Stored records:
☆ ☆ ☆ ☆ ☆ ☆ ☆

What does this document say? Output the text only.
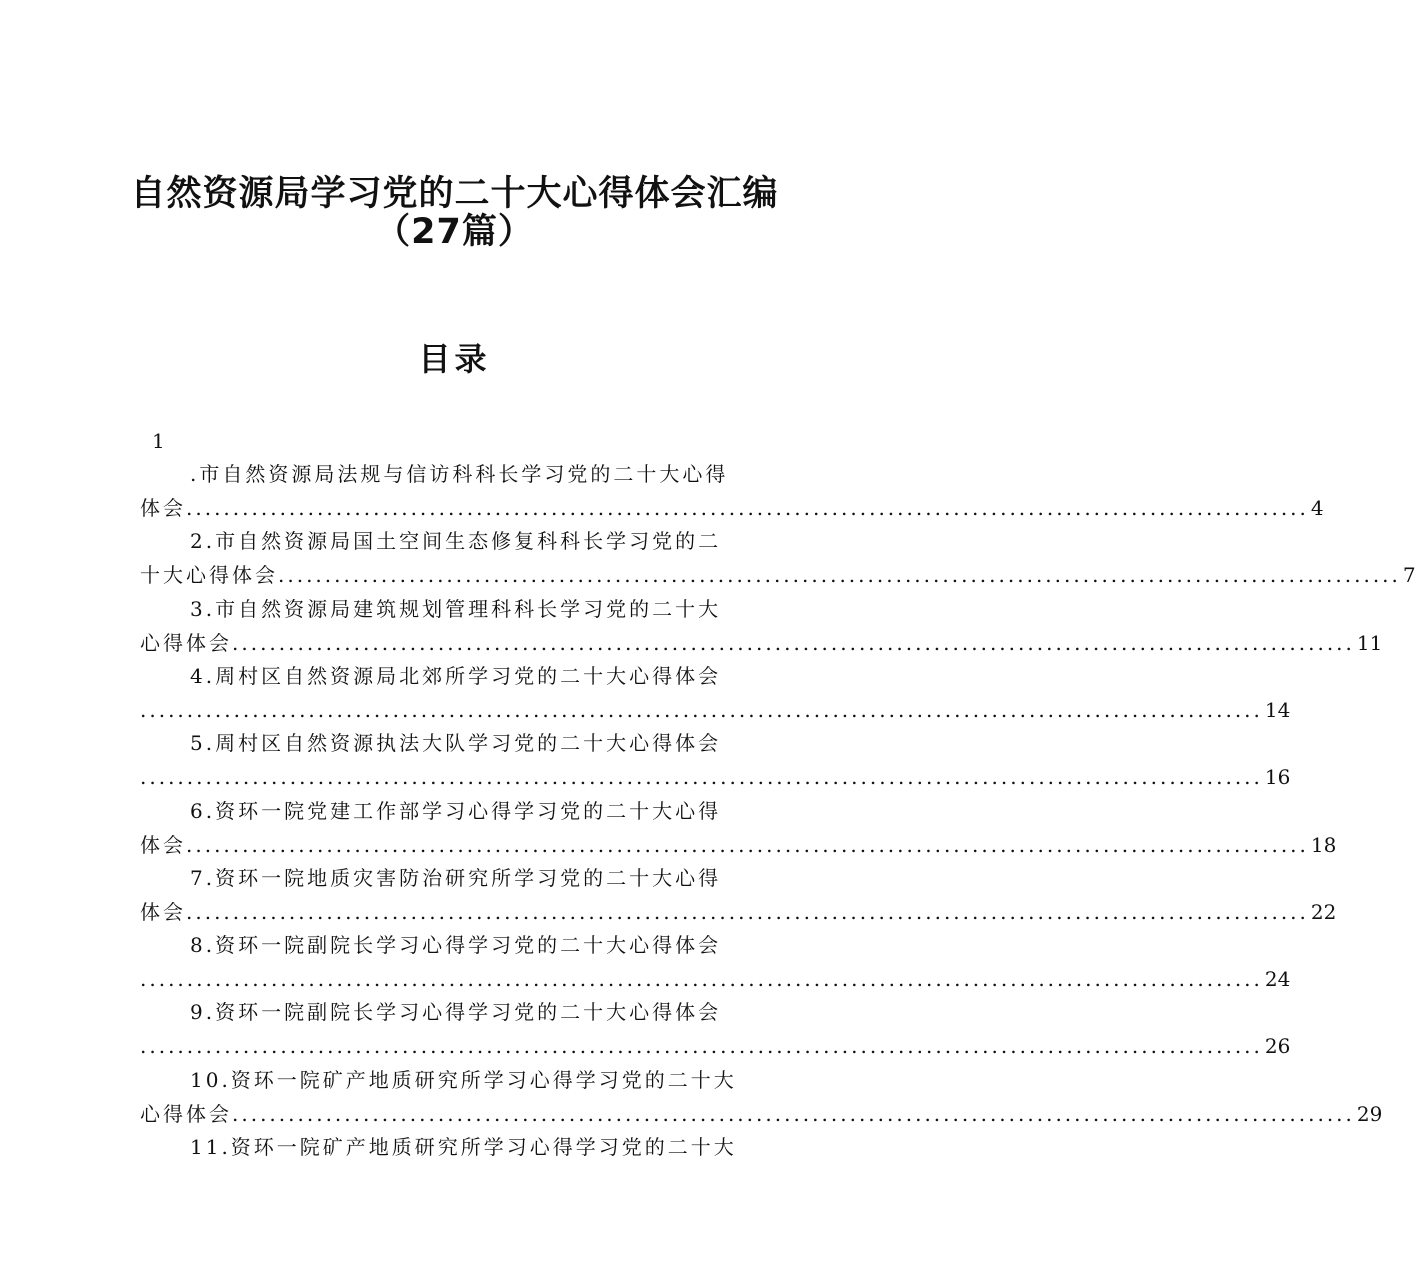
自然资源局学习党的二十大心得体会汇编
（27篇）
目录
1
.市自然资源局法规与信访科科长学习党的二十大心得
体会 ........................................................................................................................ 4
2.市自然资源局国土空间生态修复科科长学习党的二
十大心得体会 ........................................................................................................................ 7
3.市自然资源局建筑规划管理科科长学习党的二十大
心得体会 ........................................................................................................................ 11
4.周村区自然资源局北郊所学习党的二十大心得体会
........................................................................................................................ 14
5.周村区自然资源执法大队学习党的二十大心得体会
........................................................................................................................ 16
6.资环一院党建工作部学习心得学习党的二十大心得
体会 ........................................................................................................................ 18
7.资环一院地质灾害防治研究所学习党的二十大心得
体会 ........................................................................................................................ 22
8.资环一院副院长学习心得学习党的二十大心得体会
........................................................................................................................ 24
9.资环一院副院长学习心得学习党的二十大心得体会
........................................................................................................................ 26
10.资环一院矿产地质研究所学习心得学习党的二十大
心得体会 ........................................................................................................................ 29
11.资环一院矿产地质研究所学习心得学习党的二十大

☆ ☆ ☆ ☆ ☆ ☆ ☆

§ Stated goal
Transcribe every entry word for word, but skip the pictures.

§ Solved problem
What does this document say? Output the text only.
自然资源局学习党的二十大心得体会汇编
（27篇）
目录
1
.市自然资源局法规与信访科科长学习党的二十大心得
体会 ........................................................................................................................ 4
2.市自然资源局国土空间生态修复科科长学习党的二
十大心得体会 ........................................................................................................................ 7
3.市自然资源局建筑规划管理科科长学习党的二十大
心得体会 ........................................................................................................................ 11
4.周村区自然资源局北郊所学习党的二十大心得体会
........................................................................................................................ 14
5.周村区自然资源执法大队学习党的二十大心得体会
........................................................................................................................ 16
6.资环一院党建工作部学习心得学习党的二十大心得
体会 ........................................................................................................................ 18
7.资环一院地质灾害防治研究所学习党的二十大心得
体会 ........................................................................................................................ 22
8.资环一院副院长学习心得学习党的二十大心得体会
........................................................................................................................ 24
9.资环一院副院长学习心得学习党的二十大心得体会
........................................................................................................................ 26
10.资环一院矿产地质研究所学习心得学习党的二十大
心得体会 ........................................................................................................................ 29
11.资环一院矿产地质研究所学习心得学习党的二十大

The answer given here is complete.